• Storm-源码分析- Storm中Zookeeper的使用


    在backtype.storm.cluster.clj中, 定义了storm对于Zookeeper的使用

     

    ClusterState

    首先定义操作Zookeeper集群的interface

    (defprotocol ClusterState
      (set-ephemeral-node [this path data])
      (delete-node [this path])
      (create-sequential [this path data])
      (set-data [this path data])  ;; if node does not exist, create persistent with this data 
      (get-data [this path watch?])
      (get-children [this path watch?])
      (mkdirs [this path])
      (close [this])
      (register [this callback])
      (unregister [this id])
      )

    实现和生成用于操作Zookeeper集群的record
    首先创建zk-client, 并在zk上创建STORM-ZOOKEEPER-ROOT目录
    接着定义,
        callbacks, callback集合
        active, 标志zk集群状态
        zk, zk client

    创建zk client的时候, 设置了watcher, 即zk server当状态发生变化时会给client发送event, 此处client设置的watcher会调用callbacks来处理server发送的event

    Storm在操作Zookeeper时, 使用CuratorFramework(http://curator.incubator.apache.org/curator-framework/index.html)

*提供材料:*
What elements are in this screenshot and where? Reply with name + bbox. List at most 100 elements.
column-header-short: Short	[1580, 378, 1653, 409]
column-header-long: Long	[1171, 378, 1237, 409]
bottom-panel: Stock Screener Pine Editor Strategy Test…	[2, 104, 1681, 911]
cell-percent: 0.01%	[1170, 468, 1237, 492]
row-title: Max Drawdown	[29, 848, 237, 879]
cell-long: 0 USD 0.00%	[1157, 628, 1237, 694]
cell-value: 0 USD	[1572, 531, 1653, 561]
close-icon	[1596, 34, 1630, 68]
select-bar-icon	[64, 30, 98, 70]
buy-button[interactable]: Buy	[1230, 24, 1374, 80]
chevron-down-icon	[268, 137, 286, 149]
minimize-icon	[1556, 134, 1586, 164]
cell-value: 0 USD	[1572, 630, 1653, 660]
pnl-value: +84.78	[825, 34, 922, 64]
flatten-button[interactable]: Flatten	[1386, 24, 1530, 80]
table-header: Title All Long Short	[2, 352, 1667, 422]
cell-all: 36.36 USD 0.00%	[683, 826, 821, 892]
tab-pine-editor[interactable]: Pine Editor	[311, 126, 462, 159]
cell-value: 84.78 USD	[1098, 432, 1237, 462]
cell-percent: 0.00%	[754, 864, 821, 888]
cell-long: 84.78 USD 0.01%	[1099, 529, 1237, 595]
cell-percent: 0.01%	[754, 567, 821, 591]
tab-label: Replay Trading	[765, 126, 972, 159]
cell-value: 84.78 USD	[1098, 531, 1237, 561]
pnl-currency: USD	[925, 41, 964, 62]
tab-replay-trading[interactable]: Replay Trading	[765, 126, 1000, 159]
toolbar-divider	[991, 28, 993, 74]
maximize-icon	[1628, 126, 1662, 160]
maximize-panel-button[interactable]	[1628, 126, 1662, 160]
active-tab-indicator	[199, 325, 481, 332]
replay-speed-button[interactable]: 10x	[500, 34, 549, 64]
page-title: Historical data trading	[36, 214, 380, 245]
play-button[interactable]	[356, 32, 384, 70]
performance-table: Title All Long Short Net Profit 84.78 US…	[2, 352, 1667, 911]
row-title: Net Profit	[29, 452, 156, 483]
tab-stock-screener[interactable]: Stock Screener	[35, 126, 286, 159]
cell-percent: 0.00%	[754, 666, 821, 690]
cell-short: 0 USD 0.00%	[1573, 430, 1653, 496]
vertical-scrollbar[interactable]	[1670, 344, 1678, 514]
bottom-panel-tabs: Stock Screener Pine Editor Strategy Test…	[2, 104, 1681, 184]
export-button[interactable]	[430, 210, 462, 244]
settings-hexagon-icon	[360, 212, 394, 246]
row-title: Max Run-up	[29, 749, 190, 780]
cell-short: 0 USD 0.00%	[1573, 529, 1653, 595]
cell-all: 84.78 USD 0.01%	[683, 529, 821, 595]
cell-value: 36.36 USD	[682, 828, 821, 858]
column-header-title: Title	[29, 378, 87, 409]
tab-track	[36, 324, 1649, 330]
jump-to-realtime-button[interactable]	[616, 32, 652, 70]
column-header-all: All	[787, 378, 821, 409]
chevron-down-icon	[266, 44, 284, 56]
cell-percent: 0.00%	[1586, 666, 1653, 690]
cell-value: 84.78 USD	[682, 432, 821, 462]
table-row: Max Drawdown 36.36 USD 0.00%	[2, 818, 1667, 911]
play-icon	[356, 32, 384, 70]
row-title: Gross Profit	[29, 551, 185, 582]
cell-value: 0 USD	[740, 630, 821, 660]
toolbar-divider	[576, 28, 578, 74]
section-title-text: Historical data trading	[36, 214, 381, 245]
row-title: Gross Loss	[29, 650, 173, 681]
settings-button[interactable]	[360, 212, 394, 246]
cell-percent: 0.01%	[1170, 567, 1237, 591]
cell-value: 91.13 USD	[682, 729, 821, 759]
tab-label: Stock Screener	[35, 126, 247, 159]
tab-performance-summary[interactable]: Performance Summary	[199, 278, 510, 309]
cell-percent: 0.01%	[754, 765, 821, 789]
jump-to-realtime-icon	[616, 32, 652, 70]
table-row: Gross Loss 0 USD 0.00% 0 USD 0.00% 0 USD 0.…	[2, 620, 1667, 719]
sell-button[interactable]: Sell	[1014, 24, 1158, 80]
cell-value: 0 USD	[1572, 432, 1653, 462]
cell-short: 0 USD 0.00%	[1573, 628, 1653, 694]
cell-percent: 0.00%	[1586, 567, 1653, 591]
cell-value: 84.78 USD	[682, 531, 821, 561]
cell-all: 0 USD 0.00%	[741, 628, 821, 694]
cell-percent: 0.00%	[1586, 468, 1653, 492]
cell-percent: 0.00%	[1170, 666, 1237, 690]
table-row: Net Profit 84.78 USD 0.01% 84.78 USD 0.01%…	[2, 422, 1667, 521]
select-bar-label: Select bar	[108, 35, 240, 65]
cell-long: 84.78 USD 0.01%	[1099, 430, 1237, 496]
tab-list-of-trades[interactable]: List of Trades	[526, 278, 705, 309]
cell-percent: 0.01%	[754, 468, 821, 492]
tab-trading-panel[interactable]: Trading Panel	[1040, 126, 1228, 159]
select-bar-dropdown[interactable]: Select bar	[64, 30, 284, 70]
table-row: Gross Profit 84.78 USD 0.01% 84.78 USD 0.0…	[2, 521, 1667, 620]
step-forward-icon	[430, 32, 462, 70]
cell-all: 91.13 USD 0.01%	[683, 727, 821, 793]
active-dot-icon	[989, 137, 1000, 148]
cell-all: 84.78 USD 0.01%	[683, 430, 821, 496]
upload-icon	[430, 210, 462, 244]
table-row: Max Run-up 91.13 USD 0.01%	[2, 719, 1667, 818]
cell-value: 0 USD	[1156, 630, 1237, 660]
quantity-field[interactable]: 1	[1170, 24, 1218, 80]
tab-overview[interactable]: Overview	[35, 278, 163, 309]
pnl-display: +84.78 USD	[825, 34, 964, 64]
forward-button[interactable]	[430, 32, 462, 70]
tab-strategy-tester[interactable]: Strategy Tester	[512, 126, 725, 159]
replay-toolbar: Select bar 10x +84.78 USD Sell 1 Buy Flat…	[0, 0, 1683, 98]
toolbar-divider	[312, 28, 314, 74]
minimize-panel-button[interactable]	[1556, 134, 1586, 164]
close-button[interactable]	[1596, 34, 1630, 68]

*待办事项:*
1. 请重写原文中从“(defprotocol ClusterState”起到“(get-data [this path watch?])”为止（含这两处）的部分，其中的“path”一律替换为“node-path”。
2. 判断下列说法是否与原文相符，逐条回答“是”或“否”，并准确引用原文中起决定作用的字句：(a) 创建 zk client 时设置了 watcher；(b) Storm 操作 Zookeeper 时使用的是 ZkClient；(c) active 用来保存 callback 集合。
上面的数据行与原文内容没有关系。

*各题输出:*
1.
(defprotocol ClusterState
      (set-ephemeral-node [this node-path data])
      (delete-node [this node-path])
      (create-sequential [this node-path data])
      (set-data [this node-path data])  ;; if node does not exist, create persistent with this data 
      (get-data [this node-path watch?])

2.
(a) 是。原文：“创建zk client的时候, 设置了watcher”。
(b) 否。原文：“Storm在操作Zookeeper时, 使用CuratorFramework”。
(c) 否。原文：“active, 标志zk集群状态”。